═══ DATA IN THIS EXERCISE ═══

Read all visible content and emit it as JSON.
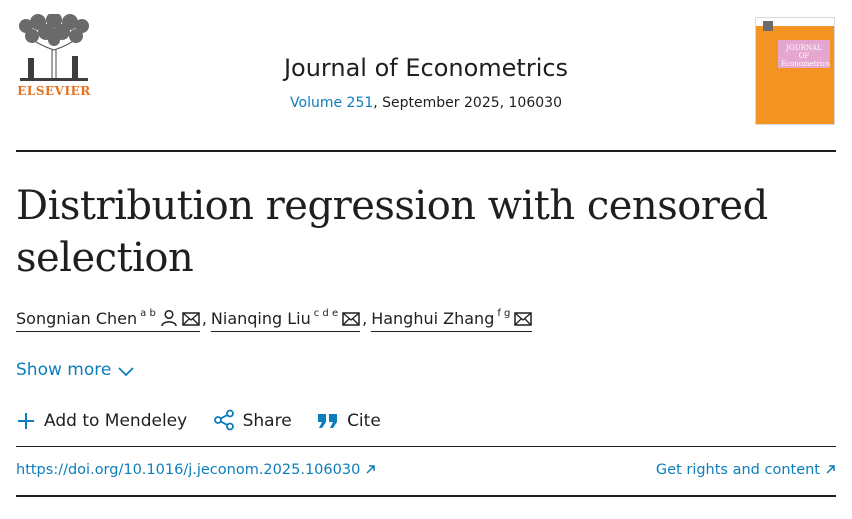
{
  "publisher": {
    "name": "ELSEVIER",
    "logo_icon": "elsevier-tree-icon"
  },
  "journal": {
    "title": "Journal of Econometrics",
    "volume_label": "Volume 251",
    "issue_rest": ", September 2025, 106030",
    "cover_text": "JOURNAL OF Econometrics"
  },
  "article": {
    "title": "Distribution regression with censored selection"
  },
  "authors": [
    {
      "name": "Songnian Chen",
      "affiliations": "a b",
      "icons": [
        "person-icon",
        "email-icon"
      ]
    },
    {
      "name": "Nianqing Liu",
      "affiliations": "c d e",
      "icons": [
        "email-icon"
      ]
    },
    {
      "name": "Hanghui Zhang",
      "affiliations": "f g",
      "icons": [
        "email-icon"
      ]
    }
  ],
  "author_separator": ",",
  "show_more": {
    "label": "Show more",
    "icon": "chevron-down-icon"
  },
  "actions": {
    "mendeley": {
      "label": "Add to Mendeley",
      "icon": "plus-icon"
    },
    "share": {
      "label": "Share",
      "icon": "share-icon"
    },
    "cite": {
      "label": "Cite",
      "icon": "quote-icon"
    }
  },
  "links": {
    "doi": "https://doi.org/10.1016/j.jeconom.2025.106030",
    "rights": "Get rights and content",
    "external_icon": "external-arrow-icon"
  },
  "colors": {
    "link": "#0c7dbb",
    "publisher": "#e9711c",
    "cover": "#f39422",
    "cover_box": "#e5a6cf"
  }
}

═══

> [SET EXERCISE]: From the listing above, pick out every line containing "Econometrics".

> [RESPONSE TO THE EXERCISE]:
    "title": "Journal of Econometrics",
    "cover_text": "JOURNAL OF Econometrics"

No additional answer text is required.